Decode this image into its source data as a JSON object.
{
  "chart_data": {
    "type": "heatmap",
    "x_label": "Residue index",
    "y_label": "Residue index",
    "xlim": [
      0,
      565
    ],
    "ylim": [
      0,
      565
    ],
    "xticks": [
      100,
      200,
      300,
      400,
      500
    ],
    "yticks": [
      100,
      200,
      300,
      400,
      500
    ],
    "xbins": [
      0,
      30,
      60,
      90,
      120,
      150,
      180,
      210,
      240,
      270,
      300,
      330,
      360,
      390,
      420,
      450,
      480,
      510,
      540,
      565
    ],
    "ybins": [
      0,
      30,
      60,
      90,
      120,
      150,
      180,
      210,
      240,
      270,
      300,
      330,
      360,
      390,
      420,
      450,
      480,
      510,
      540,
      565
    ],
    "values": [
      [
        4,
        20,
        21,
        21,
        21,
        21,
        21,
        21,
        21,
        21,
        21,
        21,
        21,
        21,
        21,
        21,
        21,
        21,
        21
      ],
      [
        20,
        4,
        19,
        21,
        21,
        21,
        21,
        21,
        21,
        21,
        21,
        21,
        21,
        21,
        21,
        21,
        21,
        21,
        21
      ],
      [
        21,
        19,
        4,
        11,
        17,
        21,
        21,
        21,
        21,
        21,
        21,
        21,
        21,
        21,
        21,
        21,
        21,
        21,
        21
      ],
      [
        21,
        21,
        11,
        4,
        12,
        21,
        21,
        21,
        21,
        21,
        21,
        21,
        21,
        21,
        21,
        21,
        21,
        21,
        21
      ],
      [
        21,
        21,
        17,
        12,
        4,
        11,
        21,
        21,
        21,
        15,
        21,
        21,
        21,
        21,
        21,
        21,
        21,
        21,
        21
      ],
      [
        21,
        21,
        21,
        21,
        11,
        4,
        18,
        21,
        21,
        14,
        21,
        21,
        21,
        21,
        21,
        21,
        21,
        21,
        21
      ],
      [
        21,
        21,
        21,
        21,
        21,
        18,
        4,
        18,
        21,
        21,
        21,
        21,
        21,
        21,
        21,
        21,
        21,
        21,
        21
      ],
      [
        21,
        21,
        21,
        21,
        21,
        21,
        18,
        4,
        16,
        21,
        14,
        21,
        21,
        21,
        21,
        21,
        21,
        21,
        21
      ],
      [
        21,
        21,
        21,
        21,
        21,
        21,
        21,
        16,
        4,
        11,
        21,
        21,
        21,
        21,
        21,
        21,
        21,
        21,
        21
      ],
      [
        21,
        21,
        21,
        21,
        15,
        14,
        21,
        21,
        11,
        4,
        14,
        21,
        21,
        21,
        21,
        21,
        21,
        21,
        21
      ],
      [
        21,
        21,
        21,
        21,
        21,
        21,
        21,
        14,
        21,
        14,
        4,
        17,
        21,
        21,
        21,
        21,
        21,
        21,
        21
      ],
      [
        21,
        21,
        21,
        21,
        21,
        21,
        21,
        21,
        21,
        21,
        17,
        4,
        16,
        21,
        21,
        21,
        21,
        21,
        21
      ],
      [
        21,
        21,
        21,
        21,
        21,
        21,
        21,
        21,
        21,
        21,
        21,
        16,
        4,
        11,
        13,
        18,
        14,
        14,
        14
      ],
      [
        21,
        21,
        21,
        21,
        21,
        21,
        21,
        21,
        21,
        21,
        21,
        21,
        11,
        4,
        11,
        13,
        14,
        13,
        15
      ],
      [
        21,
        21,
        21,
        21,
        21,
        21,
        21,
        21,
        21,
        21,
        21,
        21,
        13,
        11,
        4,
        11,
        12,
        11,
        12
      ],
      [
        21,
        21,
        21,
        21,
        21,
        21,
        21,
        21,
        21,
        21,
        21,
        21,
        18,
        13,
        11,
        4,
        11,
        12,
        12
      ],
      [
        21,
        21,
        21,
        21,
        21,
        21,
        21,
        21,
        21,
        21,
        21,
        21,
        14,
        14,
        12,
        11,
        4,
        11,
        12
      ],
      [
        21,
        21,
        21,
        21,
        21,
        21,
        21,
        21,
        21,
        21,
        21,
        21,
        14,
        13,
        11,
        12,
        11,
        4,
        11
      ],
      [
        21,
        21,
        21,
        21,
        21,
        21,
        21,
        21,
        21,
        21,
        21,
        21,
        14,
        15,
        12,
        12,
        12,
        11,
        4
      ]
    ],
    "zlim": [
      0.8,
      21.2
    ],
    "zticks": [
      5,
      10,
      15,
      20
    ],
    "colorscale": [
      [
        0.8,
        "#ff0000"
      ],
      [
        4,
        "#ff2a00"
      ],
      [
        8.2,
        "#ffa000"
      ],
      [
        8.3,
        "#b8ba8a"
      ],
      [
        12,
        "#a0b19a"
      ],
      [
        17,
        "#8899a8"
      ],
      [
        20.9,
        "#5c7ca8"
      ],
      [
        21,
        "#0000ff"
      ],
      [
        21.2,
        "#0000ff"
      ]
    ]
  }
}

☆ ☆ ☆ ☆ ☆ ☆ ☆

Type the whole listing again, unaltered.

Decode this image into its source data as a JSON object.
{
  "chart_data": {
    "type": "heatmap",
    "x_label": "Residue index",
    "y_label": "Residue index",
    "xlim": [
      0,
      565
    ],
    "ylim": [
      0,
      565
    ],
    "xticks": [
      100,
      200,
      300,
      400,
      500
    ],
    "yticks": [
      100,
      200,
      300,
      400,
      500
    ],
    "xbins": [
      0,
      30,
      60,
      90,
      120,
      150,
      180,
      210,
      240,
      270,
      300,
      330,
      360,
      390,
      420,
      450,
      480,
      510,
      540,
      565
    ],
    "ybins": [
      0,
      30,
      60,
      90,
      120,
      150,
      180,
      210,
      240,
      270,
      300,
      330,
      360,
      390,
      420,
      450,
      480,
      510,
      540,
      565
    ],
    "values": [
      [
        4,
        20,
        21,
        21,
        21,
        21,
        21,
        21,
        21,
        21,
        21,
        21,
        21,
        21,
        21,
        21,
        21,
        21,
        21
      ],
      [
        20,
        4,
        19,
        21,
        21,
        21,
        21,
        21,
        21,
        21,
        21,
        21,
        21,
        21,
        21,
        21,
        21,
        21,
        21
      ],
      [
        21,
        19,
        4,
        11,
        17,
        21,
        21,
        21,
        21,
        21,
        21,
        21,
        21,
        21,
        21,
        21,
        21,
        21,
        21
      ],
      [
        21,
        21,
        11,
        4,
        12,
        21,
        21,
        21,
        21,
        21,
        21,
        21,
        21,
        21,
        21,
        21,
        21,
        21,
        21
      ],
      [
        21,
        21,
        17,
        12,
        4,
        11,
        21,
        21,
        21,
        15,
        21,
        21,
        21,
        21,
        21,
        21,
        21,
        21,
        21
      ],
      [
        21,
        21,
        21,
        21,
        11,
        4,
        18,
        21,
        21,
        14,
        21,
        21,
        21,
        21,
        21,
        21,
        21,
        21,
        21
      ],
      [
        21,
        21,
        21,
        21,
        21,
        18,
        4,
        18,
        21,
        21,
        21,
        21,
        21,
        21,
        21,
        21,
        21,
        21,
        21
      ],
      [
        21,
        21,
        21,
        21,
        21,
        21,
        18,
        4,
        16,
        21,
        14,
        21,
        21,
        21,
        21,
        21,
        21,
        21,
        21
      ],
      [
        21,
        21,
        21,
        21,
        21,
        21,
        21,
        16,
        4,
        11,
        21,
        21,
        21,
        21,
        21,
        21,
        21,
        21,
        21
      ],
      [
        21,
        21,
        21,
        21,
        15,
        14,
        21,
        21,
        11,
        4,
        14,
        21,
        21,
        21,
        21,
        21,
        21,
        21,
        21
      ],
      [
        21,
        21,
        21,
        21,
        21,
        21,
        21,
        14,
        21,
        14,
        4,
        17,
        21,
        21,
        21,
        21,
        21,
        21,
        21
      ],
      [
        21,
        21,
        21,
        21,
        21,
        21,
        21,
        21,
        21,
        21,
        17,
        4,
        16,
        21,
        21,
        21,
        21,
        21,
        21
      ],
      [
        21,
        21,
        21,
        21,
        21,
        21,
        21,
        21,
        21,
        21,
        21,
        16,
        4,
        11,
        13,
        18,
        14,
        14,
        14
      ],
      [
        21,
        21,
        21,
        21,
        21,
        21,
        21,
        21,
        21,
        21,
        21,
        21,
        11,
        4,
        11,
        13,
        14,
        13,
        15
      ],
      [
        21,
        21,
        21,
        21,
        21,
        21,
        21,
        21,
        21,
        21,
        21,
        21,
        13,
        11,
        4,
        11,
        12,
        11,
        12
      ],
      [
        21,
        21,
        21,
        21,
        21,
        21,
        21,
        21,
        21,
        21,
        21,
        21,
        18,
        13,
        11,
        4,
        11,
        12,
        12
      ],
      [
        21,
        21,
        21,
        21,
        21,
        21,
        21,
        21,
        21,
        21,
        21,
        21,
        14,
        14,
        12,
        11,
        4,
        11,
        12
      ],
      [
        21,
        21,
        21,
        21,
        21,
        21,
        21,
        21,
        21,
        21,
        21,
        21,
        14,
        13,
        11,
        12,
        11,
        4,
        11
      ],
      [
        21,
        21,
        21,
        21,
        21,
        21,
        21,
        21,
        21,
        21,
        21,
        21,
        14,
        15,
        12,
        12,
        12,
        11,
        4
      ]
    ],
    "zlim": [
      0.8,
      21.2
    ],
    "zticks": [
      5,
      10,
      15,
      20
    ],
    "colorscale": [
      [
        0.8,
        "#ff0000"
      ],
      [
        4,
        "#ff2a00"
      ],
      [
        8.2,
        "#ffa000"
      ],
      [
        8.3,
        "#b8ba8a"
      ],
      [
        12,
        "#a0b19a"
      ],
      [
        17,
        "#8899a8"
      ],
      [
        20.9,
        "#5c7ca8"
      ],
      [
        21,
        "#0000ff"
      ],
      [
        21.2,
        "#0000ff"
      ]
    ]
  }
}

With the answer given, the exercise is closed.